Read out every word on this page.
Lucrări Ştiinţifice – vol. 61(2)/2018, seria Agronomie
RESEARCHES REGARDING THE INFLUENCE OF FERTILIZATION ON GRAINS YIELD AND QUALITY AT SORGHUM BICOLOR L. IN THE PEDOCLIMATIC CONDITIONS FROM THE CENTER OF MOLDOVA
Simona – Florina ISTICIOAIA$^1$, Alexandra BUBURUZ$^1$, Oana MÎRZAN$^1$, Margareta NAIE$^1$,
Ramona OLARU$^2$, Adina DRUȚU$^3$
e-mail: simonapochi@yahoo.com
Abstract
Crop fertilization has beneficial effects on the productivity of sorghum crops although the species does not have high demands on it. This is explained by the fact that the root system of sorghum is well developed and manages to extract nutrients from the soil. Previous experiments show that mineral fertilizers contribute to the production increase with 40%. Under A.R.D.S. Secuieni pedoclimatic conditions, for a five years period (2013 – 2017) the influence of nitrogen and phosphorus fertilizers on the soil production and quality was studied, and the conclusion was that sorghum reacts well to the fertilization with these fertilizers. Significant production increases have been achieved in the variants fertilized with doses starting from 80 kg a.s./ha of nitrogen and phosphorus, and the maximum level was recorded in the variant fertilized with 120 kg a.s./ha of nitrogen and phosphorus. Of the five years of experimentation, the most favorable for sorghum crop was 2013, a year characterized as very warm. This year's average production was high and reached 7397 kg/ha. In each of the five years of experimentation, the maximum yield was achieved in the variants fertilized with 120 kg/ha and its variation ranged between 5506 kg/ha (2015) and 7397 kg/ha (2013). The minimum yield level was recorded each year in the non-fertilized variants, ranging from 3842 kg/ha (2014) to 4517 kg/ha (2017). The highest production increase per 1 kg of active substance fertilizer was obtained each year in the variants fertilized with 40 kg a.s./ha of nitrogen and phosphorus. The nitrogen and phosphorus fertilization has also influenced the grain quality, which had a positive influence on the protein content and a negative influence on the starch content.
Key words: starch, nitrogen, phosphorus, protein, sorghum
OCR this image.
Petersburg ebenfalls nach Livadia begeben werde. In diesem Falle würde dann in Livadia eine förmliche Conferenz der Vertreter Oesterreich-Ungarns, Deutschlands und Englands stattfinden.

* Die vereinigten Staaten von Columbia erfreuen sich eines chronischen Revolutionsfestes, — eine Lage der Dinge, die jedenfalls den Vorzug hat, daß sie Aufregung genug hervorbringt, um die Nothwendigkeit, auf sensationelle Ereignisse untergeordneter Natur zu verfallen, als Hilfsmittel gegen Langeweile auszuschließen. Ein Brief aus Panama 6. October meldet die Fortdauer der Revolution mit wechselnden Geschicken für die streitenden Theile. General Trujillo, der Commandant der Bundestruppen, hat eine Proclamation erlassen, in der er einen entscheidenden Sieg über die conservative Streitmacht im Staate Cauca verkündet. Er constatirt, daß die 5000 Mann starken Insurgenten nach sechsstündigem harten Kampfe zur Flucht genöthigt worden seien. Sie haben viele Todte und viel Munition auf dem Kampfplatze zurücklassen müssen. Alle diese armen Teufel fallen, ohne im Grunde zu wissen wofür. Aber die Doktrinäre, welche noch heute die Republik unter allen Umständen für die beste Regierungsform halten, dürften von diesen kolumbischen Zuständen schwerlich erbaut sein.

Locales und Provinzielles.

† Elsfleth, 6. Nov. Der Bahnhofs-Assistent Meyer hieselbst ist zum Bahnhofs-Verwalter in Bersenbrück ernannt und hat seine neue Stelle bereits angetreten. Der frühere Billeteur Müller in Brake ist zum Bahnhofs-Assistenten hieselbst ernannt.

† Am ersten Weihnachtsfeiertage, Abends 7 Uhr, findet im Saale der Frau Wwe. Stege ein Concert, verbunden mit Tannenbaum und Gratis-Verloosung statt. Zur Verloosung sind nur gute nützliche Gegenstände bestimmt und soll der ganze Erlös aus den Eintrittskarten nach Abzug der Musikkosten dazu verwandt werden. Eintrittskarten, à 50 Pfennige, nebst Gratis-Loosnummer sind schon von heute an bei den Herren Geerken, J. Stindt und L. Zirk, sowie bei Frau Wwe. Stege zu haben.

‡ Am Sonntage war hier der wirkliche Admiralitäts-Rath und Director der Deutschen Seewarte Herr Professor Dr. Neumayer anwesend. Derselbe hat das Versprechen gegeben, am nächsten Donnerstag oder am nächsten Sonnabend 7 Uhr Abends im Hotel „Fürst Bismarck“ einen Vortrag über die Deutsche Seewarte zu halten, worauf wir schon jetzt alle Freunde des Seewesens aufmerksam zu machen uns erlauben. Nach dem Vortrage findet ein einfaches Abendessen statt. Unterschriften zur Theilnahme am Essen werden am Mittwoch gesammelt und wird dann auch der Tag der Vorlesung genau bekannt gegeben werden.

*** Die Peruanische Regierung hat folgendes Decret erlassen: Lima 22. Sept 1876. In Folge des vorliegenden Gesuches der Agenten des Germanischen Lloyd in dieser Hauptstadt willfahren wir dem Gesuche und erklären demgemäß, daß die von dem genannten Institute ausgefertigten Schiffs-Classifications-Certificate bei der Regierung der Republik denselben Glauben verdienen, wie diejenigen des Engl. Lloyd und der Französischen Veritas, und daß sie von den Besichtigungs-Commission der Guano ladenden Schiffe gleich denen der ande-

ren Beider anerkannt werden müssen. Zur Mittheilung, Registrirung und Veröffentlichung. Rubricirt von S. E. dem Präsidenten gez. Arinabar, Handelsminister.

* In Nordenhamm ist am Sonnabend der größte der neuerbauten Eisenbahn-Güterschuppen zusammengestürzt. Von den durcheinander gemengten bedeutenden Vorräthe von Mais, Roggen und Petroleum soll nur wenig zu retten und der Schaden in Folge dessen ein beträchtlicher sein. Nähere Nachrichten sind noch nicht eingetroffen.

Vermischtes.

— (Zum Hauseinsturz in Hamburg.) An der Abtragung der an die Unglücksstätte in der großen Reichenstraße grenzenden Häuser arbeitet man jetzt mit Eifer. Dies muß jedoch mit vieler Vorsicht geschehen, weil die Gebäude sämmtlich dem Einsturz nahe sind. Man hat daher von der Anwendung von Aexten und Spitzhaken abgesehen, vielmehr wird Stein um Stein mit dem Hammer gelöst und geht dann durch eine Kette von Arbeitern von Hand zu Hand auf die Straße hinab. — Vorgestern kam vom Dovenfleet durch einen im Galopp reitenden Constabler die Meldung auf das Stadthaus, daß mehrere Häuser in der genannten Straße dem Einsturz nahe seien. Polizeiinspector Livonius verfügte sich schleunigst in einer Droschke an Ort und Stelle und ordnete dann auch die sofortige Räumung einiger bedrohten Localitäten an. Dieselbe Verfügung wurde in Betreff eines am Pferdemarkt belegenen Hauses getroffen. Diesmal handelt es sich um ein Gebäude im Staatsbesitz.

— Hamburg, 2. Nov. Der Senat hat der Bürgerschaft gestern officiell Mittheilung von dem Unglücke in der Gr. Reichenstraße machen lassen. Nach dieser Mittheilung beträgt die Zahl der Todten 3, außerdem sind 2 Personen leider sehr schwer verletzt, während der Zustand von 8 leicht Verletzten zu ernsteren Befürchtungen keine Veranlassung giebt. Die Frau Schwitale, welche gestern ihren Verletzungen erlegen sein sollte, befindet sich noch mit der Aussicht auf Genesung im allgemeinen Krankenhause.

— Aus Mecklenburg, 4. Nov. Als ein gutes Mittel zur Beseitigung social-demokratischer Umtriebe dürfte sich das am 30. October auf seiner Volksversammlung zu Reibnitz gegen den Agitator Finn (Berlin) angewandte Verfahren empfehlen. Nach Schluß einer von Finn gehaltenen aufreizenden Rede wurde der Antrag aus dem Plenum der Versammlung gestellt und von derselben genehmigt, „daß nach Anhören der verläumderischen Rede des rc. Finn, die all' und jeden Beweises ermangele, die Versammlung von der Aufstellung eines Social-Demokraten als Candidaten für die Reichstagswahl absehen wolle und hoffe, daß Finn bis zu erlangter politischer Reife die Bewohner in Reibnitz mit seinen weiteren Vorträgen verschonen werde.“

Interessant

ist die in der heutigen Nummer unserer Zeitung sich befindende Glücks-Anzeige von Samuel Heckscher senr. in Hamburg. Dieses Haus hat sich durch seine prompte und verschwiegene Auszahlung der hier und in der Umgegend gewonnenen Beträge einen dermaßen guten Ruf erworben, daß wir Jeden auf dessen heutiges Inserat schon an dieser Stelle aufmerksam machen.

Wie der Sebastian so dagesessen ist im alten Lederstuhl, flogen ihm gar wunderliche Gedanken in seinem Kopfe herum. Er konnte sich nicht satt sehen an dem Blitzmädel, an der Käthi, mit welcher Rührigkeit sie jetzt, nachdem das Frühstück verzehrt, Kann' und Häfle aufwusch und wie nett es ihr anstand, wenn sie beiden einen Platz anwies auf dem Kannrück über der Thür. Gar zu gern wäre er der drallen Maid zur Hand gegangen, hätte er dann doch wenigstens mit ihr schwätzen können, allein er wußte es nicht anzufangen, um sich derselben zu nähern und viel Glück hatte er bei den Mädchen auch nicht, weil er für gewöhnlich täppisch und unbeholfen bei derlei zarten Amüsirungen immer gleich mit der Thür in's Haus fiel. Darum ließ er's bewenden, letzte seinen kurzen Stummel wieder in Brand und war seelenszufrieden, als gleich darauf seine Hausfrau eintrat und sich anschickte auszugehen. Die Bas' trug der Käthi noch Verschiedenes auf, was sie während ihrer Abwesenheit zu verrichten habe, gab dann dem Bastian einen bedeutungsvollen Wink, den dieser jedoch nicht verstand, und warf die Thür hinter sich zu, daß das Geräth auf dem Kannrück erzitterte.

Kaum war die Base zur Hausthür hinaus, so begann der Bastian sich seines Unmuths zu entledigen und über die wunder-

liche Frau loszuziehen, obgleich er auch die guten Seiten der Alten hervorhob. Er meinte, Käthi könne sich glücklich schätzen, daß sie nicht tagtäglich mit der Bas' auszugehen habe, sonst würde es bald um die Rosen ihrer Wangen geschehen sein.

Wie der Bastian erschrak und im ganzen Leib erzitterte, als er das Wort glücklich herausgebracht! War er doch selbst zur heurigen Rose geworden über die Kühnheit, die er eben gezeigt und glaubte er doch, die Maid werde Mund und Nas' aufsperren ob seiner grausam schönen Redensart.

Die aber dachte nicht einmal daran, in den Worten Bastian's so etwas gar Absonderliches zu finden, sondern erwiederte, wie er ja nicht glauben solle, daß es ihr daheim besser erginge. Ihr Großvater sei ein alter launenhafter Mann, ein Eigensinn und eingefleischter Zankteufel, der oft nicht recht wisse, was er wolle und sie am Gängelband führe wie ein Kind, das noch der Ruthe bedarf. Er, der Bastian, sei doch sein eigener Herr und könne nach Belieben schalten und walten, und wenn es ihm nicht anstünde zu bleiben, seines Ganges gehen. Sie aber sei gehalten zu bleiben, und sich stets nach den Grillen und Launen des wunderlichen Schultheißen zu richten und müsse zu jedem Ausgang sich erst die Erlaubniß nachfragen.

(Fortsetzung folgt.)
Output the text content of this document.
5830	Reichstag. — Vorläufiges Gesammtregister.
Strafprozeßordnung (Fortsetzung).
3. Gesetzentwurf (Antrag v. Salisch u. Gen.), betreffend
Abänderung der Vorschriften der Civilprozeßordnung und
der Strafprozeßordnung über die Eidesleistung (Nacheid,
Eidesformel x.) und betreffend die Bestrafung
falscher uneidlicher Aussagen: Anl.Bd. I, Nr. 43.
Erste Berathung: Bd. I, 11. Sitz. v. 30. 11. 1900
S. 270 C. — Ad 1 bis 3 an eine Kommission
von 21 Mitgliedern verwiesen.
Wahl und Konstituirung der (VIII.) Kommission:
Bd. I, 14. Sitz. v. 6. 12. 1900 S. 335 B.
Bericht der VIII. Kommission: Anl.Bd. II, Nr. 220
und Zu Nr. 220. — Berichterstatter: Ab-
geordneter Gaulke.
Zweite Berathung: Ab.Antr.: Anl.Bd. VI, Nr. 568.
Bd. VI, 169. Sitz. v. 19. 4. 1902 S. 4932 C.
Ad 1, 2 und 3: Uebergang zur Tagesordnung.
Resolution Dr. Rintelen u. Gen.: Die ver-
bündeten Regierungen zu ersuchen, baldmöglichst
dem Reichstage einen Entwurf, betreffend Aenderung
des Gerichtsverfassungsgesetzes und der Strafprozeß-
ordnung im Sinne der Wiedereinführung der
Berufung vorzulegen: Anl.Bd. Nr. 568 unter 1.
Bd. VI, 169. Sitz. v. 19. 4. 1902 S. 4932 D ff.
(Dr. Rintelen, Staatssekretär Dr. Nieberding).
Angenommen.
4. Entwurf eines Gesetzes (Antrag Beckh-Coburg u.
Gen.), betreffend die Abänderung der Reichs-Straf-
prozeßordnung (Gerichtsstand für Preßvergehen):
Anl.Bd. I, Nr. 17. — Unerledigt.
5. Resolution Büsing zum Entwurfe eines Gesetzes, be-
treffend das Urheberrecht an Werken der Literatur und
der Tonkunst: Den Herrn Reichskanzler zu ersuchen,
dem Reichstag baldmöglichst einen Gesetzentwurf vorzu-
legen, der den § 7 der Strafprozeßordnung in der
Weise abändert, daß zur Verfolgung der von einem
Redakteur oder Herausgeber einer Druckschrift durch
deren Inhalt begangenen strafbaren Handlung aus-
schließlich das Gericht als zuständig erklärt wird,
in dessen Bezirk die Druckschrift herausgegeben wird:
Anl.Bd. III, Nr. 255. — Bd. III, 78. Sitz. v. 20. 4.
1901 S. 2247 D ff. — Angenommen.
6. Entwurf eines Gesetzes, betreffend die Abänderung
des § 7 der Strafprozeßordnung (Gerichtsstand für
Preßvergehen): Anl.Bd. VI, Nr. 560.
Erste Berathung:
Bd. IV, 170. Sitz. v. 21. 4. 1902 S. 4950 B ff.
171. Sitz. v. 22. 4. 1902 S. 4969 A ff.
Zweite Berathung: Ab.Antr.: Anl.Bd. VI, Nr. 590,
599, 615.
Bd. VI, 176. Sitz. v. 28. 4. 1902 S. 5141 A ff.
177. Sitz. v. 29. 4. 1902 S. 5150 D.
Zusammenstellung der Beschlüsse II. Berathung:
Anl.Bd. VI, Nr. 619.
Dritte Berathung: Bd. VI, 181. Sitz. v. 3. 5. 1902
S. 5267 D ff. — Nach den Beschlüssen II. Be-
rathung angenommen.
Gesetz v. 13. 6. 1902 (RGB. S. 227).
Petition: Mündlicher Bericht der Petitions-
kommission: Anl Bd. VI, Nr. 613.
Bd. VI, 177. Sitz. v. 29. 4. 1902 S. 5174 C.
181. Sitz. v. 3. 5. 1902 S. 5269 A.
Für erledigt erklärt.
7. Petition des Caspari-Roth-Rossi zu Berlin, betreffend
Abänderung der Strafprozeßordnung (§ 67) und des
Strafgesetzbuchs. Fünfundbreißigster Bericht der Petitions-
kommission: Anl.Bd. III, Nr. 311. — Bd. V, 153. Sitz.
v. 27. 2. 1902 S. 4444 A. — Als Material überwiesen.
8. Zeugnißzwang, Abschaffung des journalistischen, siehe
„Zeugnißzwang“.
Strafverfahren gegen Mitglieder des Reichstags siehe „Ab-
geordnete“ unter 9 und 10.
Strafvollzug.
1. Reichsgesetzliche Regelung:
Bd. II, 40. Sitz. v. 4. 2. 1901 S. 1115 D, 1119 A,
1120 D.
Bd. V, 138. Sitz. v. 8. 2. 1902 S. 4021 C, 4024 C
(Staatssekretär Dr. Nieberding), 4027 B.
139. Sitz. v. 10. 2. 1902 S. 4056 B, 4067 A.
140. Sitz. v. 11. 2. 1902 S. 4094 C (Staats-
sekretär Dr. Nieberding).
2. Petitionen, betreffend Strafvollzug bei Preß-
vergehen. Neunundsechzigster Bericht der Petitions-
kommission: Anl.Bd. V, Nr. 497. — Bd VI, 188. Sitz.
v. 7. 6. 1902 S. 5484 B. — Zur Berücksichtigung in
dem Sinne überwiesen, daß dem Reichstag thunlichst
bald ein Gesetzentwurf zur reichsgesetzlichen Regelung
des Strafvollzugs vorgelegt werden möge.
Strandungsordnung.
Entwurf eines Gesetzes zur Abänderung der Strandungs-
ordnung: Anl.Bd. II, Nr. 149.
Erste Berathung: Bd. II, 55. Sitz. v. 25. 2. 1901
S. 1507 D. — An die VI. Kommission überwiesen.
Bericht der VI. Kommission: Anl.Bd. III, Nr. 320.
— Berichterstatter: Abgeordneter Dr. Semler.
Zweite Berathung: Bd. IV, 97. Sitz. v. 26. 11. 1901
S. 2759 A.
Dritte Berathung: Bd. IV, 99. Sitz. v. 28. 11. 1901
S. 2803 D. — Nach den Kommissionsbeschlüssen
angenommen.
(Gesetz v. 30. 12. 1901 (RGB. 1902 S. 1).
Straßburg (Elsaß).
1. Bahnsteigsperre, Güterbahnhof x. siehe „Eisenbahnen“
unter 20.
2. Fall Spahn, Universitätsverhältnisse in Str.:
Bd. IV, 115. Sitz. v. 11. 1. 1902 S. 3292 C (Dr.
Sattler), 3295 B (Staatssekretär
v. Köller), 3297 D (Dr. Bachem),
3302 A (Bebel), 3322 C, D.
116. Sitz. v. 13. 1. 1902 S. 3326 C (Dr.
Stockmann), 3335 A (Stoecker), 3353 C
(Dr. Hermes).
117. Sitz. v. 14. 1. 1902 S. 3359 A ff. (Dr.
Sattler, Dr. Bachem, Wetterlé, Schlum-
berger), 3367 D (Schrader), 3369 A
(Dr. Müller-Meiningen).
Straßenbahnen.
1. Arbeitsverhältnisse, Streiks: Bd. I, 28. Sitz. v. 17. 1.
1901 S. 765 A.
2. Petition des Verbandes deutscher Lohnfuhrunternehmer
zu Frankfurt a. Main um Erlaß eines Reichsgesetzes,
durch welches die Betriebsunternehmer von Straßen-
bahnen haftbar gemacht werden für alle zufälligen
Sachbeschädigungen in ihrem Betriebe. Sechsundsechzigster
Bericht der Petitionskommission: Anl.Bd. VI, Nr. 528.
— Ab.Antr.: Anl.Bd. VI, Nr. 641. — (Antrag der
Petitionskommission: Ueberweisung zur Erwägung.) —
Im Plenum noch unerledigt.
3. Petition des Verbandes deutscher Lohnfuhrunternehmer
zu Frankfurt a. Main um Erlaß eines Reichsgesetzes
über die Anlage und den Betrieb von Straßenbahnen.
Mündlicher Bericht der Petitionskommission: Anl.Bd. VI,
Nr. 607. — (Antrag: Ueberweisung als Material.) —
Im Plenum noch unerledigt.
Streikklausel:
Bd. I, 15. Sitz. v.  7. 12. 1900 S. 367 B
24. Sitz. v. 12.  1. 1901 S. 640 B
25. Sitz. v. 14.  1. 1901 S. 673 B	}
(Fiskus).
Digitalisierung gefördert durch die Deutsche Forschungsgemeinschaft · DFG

__________________________________________________

Copy each line of the listing in which the word "baldmöglichst" can be found.

**Task answer**
bündeten Regierungen zu ersuchen, baldmöglichst
dem Reichstag baldmöglichst einen Gesetzentwurf vorzu-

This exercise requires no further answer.